··· MATERIAL SHOWN ···
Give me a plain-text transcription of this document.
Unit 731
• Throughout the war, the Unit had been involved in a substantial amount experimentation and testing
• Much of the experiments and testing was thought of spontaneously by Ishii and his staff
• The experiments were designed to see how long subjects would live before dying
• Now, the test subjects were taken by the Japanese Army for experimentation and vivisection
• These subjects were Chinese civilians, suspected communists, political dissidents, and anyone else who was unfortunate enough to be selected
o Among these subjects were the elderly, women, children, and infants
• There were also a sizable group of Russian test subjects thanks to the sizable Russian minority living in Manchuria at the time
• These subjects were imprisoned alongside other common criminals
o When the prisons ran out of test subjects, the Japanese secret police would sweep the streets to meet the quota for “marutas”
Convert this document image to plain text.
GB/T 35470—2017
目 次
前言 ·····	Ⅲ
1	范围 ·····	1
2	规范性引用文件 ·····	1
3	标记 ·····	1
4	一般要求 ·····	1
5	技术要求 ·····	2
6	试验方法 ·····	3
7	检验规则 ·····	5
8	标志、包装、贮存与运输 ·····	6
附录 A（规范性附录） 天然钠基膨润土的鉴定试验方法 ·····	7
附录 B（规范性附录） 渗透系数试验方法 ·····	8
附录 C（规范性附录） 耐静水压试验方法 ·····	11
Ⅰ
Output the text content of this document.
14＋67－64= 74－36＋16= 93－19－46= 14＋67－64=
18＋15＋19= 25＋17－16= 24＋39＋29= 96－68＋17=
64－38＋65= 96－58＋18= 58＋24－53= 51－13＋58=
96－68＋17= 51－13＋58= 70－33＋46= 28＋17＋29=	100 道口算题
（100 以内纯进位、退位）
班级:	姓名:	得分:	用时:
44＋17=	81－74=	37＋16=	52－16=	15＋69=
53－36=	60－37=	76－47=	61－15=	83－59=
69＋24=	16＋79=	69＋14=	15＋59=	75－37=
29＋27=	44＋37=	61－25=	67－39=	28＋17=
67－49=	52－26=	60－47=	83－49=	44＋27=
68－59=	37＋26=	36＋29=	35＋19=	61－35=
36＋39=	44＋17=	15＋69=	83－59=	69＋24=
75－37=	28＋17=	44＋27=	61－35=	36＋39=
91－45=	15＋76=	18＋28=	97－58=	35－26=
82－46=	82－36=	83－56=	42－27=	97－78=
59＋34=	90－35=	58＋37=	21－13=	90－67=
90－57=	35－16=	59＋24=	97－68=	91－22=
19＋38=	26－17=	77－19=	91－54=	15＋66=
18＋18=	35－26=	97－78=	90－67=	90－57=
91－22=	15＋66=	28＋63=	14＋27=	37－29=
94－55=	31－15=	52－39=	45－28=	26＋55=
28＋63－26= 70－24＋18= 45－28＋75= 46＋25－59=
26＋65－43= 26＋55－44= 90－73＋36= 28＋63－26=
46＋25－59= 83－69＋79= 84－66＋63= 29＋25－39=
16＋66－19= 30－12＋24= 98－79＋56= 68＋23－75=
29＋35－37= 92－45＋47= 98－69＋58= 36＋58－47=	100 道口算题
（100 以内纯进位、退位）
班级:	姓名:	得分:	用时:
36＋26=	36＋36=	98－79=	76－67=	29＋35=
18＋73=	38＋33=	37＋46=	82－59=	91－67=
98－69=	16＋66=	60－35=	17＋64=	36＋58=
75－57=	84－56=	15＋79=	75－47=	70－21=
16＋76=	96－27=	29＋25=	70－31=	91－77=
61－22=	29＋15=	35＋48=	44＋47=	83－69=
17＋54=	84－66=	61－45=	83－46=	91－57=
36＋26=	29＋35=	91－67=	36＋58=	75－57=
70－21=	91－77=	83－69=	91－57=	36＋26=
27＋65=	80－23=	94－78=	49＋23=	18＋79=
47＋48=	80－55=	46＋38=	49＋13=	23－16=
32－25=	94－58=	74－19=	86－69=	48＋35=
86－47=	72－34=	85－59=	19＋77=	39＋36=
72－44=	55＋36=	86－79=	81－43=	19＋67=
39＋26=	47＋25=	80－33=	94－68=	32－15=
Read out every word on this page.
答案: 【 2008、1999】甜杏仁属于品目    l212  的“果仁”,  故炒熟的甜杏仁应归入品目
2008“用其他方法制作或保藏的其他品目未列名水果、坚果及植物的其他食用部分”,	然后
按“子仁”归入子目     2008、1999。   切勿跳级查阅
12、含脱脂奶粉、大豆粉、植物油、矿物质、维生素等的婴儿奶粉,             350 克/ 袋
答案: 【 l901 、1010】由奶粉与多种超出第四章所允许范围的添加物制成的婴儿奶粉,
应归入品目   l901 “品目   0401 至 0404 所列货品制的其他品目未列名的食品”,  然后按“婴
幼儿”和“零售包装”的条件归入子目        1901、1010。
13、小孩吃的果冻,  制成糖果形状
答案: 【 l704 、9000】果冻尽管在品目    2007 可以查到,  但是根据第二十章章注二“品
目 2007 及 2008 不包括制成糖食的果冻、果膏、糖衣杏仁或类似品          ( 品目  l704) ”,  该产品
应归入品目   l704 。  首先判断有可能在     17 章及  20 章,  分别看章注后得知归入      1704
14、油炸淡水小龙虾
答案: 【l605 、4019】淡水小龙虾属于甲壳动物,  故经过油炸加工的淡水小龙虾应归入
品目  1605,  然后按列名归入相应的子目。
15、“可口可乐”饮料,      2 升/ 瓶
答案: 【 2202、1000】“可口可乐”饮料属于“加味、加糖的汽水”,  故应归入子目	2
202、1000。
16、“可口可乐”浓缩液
···
Each line of the material must be restated exactly.

» **EXPECTED ANSWER**
Give me a plain-text transcription of this document.
Unit 731
• Throughout the war, the Unit had been involved in a substantial amount experimentation and testing
• Much of the experiments and testing was thought of spontaneously by Ishii and his staff
• The experiments were designed to see how long subjects would live before dying
• Now, the test subjects were taken by the Japanese Army for experimentation and vivisection
• These subjects were Chinese civilians, suspected communists, political dissidents, and anyone else who was unfortunate enough to be selected
o Among these subjects were the elderly, women, children, and infants
• There were also a sizable group of Russian test subjects thanks to the sizable Russian minority living in Manchuria at the time
• These subjects were imprisoned alongside other common criminals
o When the prisons ran out of test subjects, the Japanese secret police would sweep the streets to meet the quota for “marutas”
Convert this document image to plain text.
GB/T 35470—2017
目 次
前言 ·····	Ⅲ
1	范围 ·····	1
2	规范性引用文件 ·····	1
3	标记 ·····	1
4	一般要求 ·····	1
5	技术要求 ·····	2
6	试验方法 ·····	3
7	检验规则 ·····	5
8	标志、包装、贮存与运输 ·····	6
附录 A（规范性附录） 天然钠基膨润土的鉴定试验方法 ·····	7
附录 B（规范性附录） 渗透系数试验方法 ·····	8
附录 C（规范性附录） 耐静水压试验方法 ·····	11
Ⅰ
Output the text content of this document.
14＋67－64= 74－36＋16= 93－19－46= 14＋67－64=
18＋15＋19= 25＋17－16= 24＋39＋29= 96－68＋17=
64－38＋65= 96－58＋18= 58＋24－53= 51－13＋58=
96－68＋17= 51－13＋58= 70－33＋46= 28＋17＋29=	100 道口算题
（100 以内纯进位、退位）
班级:	姓名:	得分:	用时:
44＋17=	81－74=	37＋16=	52－16=	15＋69=
53－36=	60－37=	76－47=	61－15=	83－59=
69＋24=	16＋79=	69＋14=	15＋59=	75－37=
29＋27=	44＋37=	61－25=	67－39=	28＋17=
67－49=	52－26=	60－47=	83－49=	44＋27=
68－59=	37＋26=	36＋29=	35＋19=	61－35=
36＋39=	44＋17=	15＋69=	83－59=	69＋24=
75－37=	28＋17=	44＋27=	61－35=	36＋39=
91－45=	15＋76=	18＋28=	97－58=	35－26=
82－46=	82－36=	83－56=	42－27=	97－78=
59＋34=	90－35=	58＋37=	21－13=	90－67=
90－57=	35－16=	59＋24=	97－68=	91－22=
19＋38=	26－17=	77－19=	91－54=	15＋66=
18＋18=	35－26=	97－78=	90－67=	90－57=
91－22=	15＋66=	28＋63=	14＋27=	37－29=
94－55=	31－15=	52－39=	45－28=	26＋55=
28＋63－26= 70－24＋18= 45－28＋75= 46＋25－59=
26＋65－43= 26＋55－44= 90－73＋36= 28＋63－26=
46＋25－59= 83－69＋79= 84－66＋63= 29＋25－39=
16＋66－19= 30－12＋24= 98－79＋56= 68＋23－75=
29＋35－37= 92－45＋47= 98－69＋58= 36＋58－47=	100 道口算题
（100 以内纯进位、退位）
班级:	姓名:	得分:	用时:
36＋26=	36＋36=	98－79=	76－67=	29＋35=
18＋73=	38＋33=	37＋46=	82－59=	91－67=
98－69=	16＋66=	60－35=	17＋64=	36＋58=
75－57=	84－56=	15＋79=	75－47=	70－21=
16＋76=	96－27=	29＋25=	70－31=	91－77=
61－22=	29＋15=	35＋48=	44＋47=	83－69=
17＋54=	84－66=	61－45=	83－46=	91－57=
36＋26=	29＋35=	91－67=	36＋58=	75－57=
70－21=	91－77=	83－69=	91－57=	36＋26=
27＋65=	80－23=	94－78=	49＋23=	18＋79=
47＋48=	80－55=	46＋38=	49＋13=	23－16=
32－25=	94－58=	74－19=	86－69=	48＋35=
86－47=	72－34=	85－59=	19＋77=	39＋36=
72－44=	55＋36=	86－79=	81－43=	19＋67=
39＋26=	47＋25=	80－33=	94－68=	32－15=
Read out every word on this page.
答案: 【 2008、1999】甜杏仁属于品目    l212  的“果仁”,  故炒熟的甜杏仁应归入品目
2008“用其他方法制作或保藏的其他品目未列名水果、坚果及植物的其他食用部分”,	然后
按“子仁”归入子目     2008、1999。   切勿跳级查阅
12、含脱脂奶粉、大豆粉、植物油、矿物质、维生素等的婴儿奶粉,             350 克/ 袋
答案: 【 l901 、1010】由奶粉与多种超出第四章所允许范围的添加物制成的婴儿奶粉,
应归入品目   l901 “品目   0401 至 0404 所列货品制的其他品目未列名的食品”,  然后按“婴
幼儿”和“零售包装”的条件归入子目        1901、1010。
13、小孩吃的果冻,  制成糖果形状
答案: 【 l704 、9000】果冻尽管在品目    2007 可以查到,  但是根据第二十章章注二“品
目 2007 及 2008 不包括制成糖食的果冻、果膏、糖衣杏仁或类似品          ( 品目  l704) ”,  该产品
应归入品目   l704 。  首先判断有可能在     17 章及  20 章,  分别看章注后得知归入      1704
14、油炸淡水小龙虾
答案: 【l605 、4019】淡水小龙虾属于甲壳动物,  故经过油炸加工的淡水小龙虾应归入
品目  1605,  然后按列名归入相应的子目。
15、“可口可乐”饮料,      2 升/ 瓶
答案: 【 2202、1000】“可口可乐”饮料属于“加味、加糖的汽水”,  故应归入子目	2
202、1000。
16、“可口可乐”浓缩液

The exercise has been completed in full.